◆ WORK TO COMPLETE ◆
Images do not belong in the copy. Retype all the entries below exactly.

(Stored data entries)
※

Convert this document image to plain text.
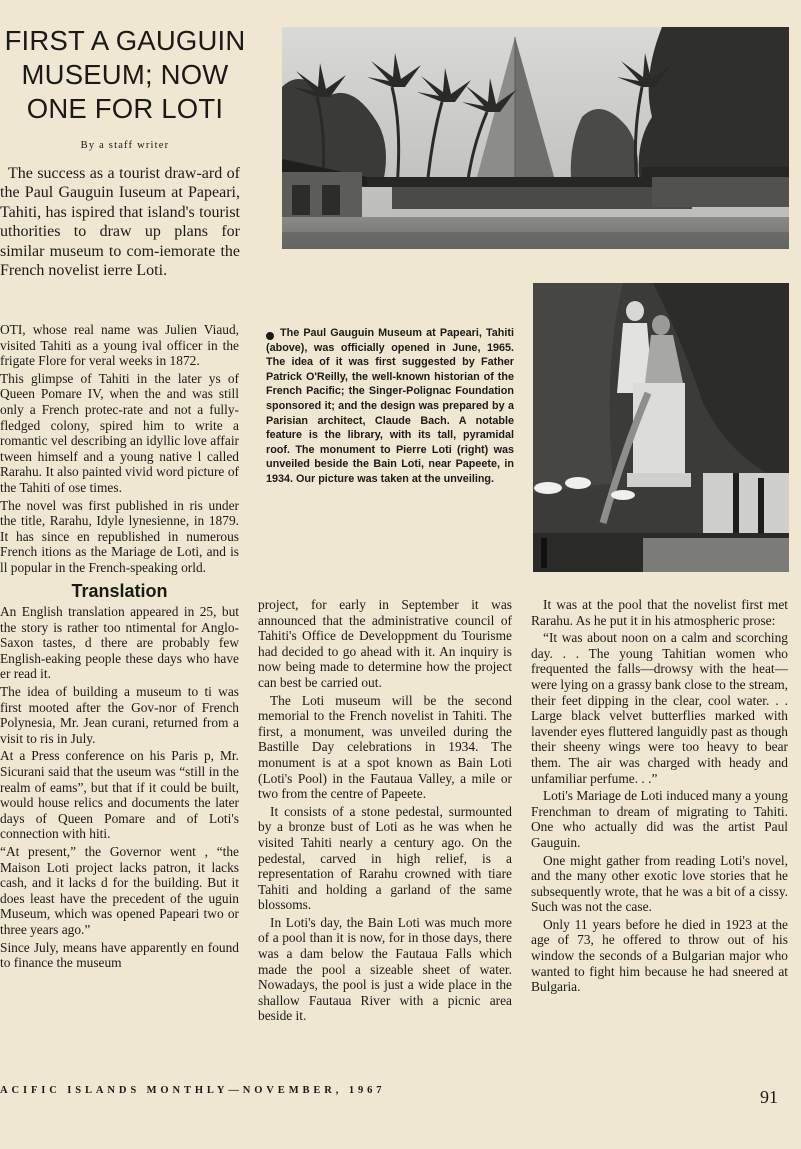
FIRST A GAUGUIN MUSEUM; NOW ONE FOR LOTI
By a staff writer

The success as a tourist draw-ard of the Paul Gauguin Iuseum at Papeari, Tahiti, has ispired that island's tourist uthorities to draw up plans for similar museum to com-iemorate the French novelist ierre Loti.

The Paul Gauguin Museum at Papeari, Tahiti (above), was officially opened in June, 1965. The idea of it was first suggested by Father Patrick O'Reilly, the well-known historian of the French Pacific; the Singer-Polignac Foundation sponsored it; and the design was prepared by a Parisian architect, Claude Bach. A notable feature is the library, with its tall, pyramidal roof. The monument to Pierre Loti (right) was unveiled beside the Bain Loti, near Papeete, in 1934. Our picture was taken at the unveiling.

OTI, whose real name was Julien Viaud, visited Tahiti as a young ival officer in the frigate Flore for veral weeks in 1872.

This glimpse of Tahiti in the later ys of Queen Pomare IV, when the and was still only a French protec-rate and not a fully-fledged colony, spired him to write a romantic vel describing an idyllic love affair tween himself and a young native l called Rarahu. It also painted vivid word picture of the Tahiti of ose times.

The novel was first published in ris under the title, Rarahu, Idyle lynesienne, in 1879. It has since en republished in numerous French itions as the Mariage de Loti, and is ll popular in the French-speaking orld.

Translation

An English translation appeared in 25, but the story is rather too ntimental for Anglo-Saxon tastes, d there are probably few English-eaking people these days who have er read it.

The idea of building a museum to ti was first mooted after the Gov-nor of French Polynesia, Mr. Jean curani, returned from a visit to ris in July.

At a Press conference on his Paris p, Mr. Sicurani said that the useum was “still in the realm of eams”, but that if it could be built, would house relics and documents the later days of Queen Pomare and of Loti's connection with hiti.

“At present,” the Governor went , “the Maison Loti project lacks patron, it lacks cash, and it lacks d for the building. But it does least have the precedent of the uguin Museum, which was opened Papeari two or three years ago.”

Since July, means have apparently en found to finance the museum

project, for early in September it was announced that the administrative council of Tahiti's Office de Developpment du Tourisme had decided to go ahead with it. An inquiry is now being made to determine how the project can best be carried out.

The Loti museum will be the second memorial to the French novelist in Tahiti. The first, a monument, was unveiled during the Bastille Day celebrations in 1934. The monument is at a spot known as Bain Loti (Loti's Pool) in the Fautaua Valley, a mile or two from the centre of Papeete.

It consists of a stone pedestal, surmounted by a bronze bust of Loti as he was when he visited Tahiti nearly a century ago. On the pedestal, carved in high relief, is a representation of Rarahu crowned with tiare Tahiti and holding a garland of the same blossoms.

In Loti's day, the Bain Loti was much more of a pool than it is now, for in those days, there was a dam below the Fautaua Falls which made the pool a sizeable sheet of water. Nowadays, the pool is just a wide place in the shallow Fautaua River with a picnic area beside it.

It was at the pool that the novelist first met Rarahu. As he put it in his atmospheric prose:

“It was about noon on a calm and scorching day. . . The young Tahitian women who frequented the falls—drowsy with the heat—were lying on a grassy bank close to the stream, their feet dipping in the clear, cool water. . . Large black velvet butterflies marked with lavender eyes fluttered languidly past as though their sheeny wings were too heavy to bear them. The air was charged with heady and unfamiliar perfume. . .”

Loti's Mariage de Loti induced many a young Frenchman to dream of migrating to Tahiti. One who actually did was the artist Paul Gauguin.

One might gather from reading Loti's novel, and the many other exotic love stories that he subsequently wrote, that he was a bit of a cissy. Such was not the case.

Only 11 years before he died in 1923 at the age of 73, he offered to throw out of his window the seconds of a Bulgarian major who wanted to fight him because he had sneered at Bulgaria.

ACIFIC ISLANDS MONTHLY—NOVEMBER, 1967	91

※

◆ FINAL ANSWER ◆
Convert this document image to plain text.
FIRST A GAUGUIN MUSEUM; NOW ONE FOR LOTI
By a staff writer

The success as a tourist draw-ard of the Paul Gauguin Iuseum at Papeari, Tahiti, has ispired that island's tourist uthorities to draw up plans for similar museum to com-iemorate the French novelist ierre Loti.

The Paul Gauguin Museum at Papeari, Tahiti (above), was officially opened in June, 1965. The idea of it was first suggested by Father Patrick O'Reilly, the well-known historian of the French Pacific; the Singer-Polignac Foundation sponsored it; and the design was prepared by a Parisian architect, Claude Bach. A notable feature is the library, with its tall, pyramidal roof. The monument to Pierre Loti (right) was unveiled beside the Bain Loti, near Papeete, in 1934. Our picture was taken at the unveiling.

OTI, whose real name was Julien Viaud, visited Tahiti as a young ival officer in the frigate Flore for veral weeks in 1872.

This glimpse of Tahiti in the later ys of Queen Pomare IV, when the and was still only a French protec-rate and not a fully-fledged colony, spired him to write a romantic vel describing an idyllic love affair tween himself and a young native l called Rarahu. It also painted vivid word picture of the Tahiti of ose times.

The novel was first published in ris under the title, Rarahu, Idyle lynesienne, in 1879. It has since en republished in numerous French itions as the Mariage de Loti, and is ll popular in the French-speaking orld.

Translation

An English translation appeared in 25, but the story is rather too ntimental for Anglo-Saxon tastes, d there are probably few English-eaking people these days who have er read it.

The idea of building a museum to ti was first mooted after the Gov-nor of French Polynesia, Mr. Jean curani, returned from a visit to ris in July.

At a Press conference on his Paris p, Mr. Sicurani said that the useum was “still in the realm of eams”, but that if it could be built, would house relics and documents the later days of Queen Pomare and of Loti's connection with hiti.

“At present,” the Governor went , “the Maison Loti project lacks patron, it lacks cash, and it lacks d for the building. But it does least have the precedent of the uguin Museum, which was opened Papeari two or three years ago.”

Since July, means have apparently en found to finance the museum

project, for early in September it was announced that the administrative council of Tahiti's Office de Developpment du Tourisme had decided to go ahead with it. An inquiry is now being made to determine how the project can best be carried out.

The Loti museum will be the second memorial to the French novelist in Tahiti. The first, a monument, was unveiled during the Bastille Day celebrations in 1934. The monument is at a spot known as Bain Loti (Loti's Pool) in the Fautaua Valley, a mile or two from the centre of Papeete.

It consists of a stone pedestal, surmounted by a bronze bust of Loti as he was when he visited Tahiti nearly a century ago. On the pedestal, carved in high relief, is a representation of Rarahu crowned with tiare Tahiti and holding a garland of the same blossoms.

In Loti's day, the Bain Loti was much more of a pool than it is now, for in those days, there was a dam below the Fautaua Falls which made the pool a sizeable sheet of water. Nowadays, the pool is just a wide place in the shallow Fautaua River with a picnic area beside it.

It was at the pool that the novelist first met Rarahu. As he put it in his atmospheric prose:

“It was about noon on a calm and scorching day. . . The young Tahitian women who frequented the falls—drowsy with the heat—were lying on a grassy bank close to the stream, their feet dipping in the clear, cool water. . . Large black velvet butterflies marked with lavender eyes fluttered languidly past as though their sheeny wings were too heavy to bear them. The air was charged with heady and unfamiliar perfume. . .”

Loti's Mariage de Loti induced many a young Frenchman to dream of migrating to Tahiti. One who actually did was the artist Paul Gauguin.

One might gather from reading Loti's novel, and the many other exotic love stories that he subsequently wrote, that he was a bit of a cissy. Such was not the case.

Only 11 years before he died in 1923 at the age of 73, he offered to throw out of his window the seconds of a Bulgarian major who wanted to fight him because he had sneered at Bulgaria.

ACIFIC ISLANDS MONTHLY—NOVEMBER, 1967	91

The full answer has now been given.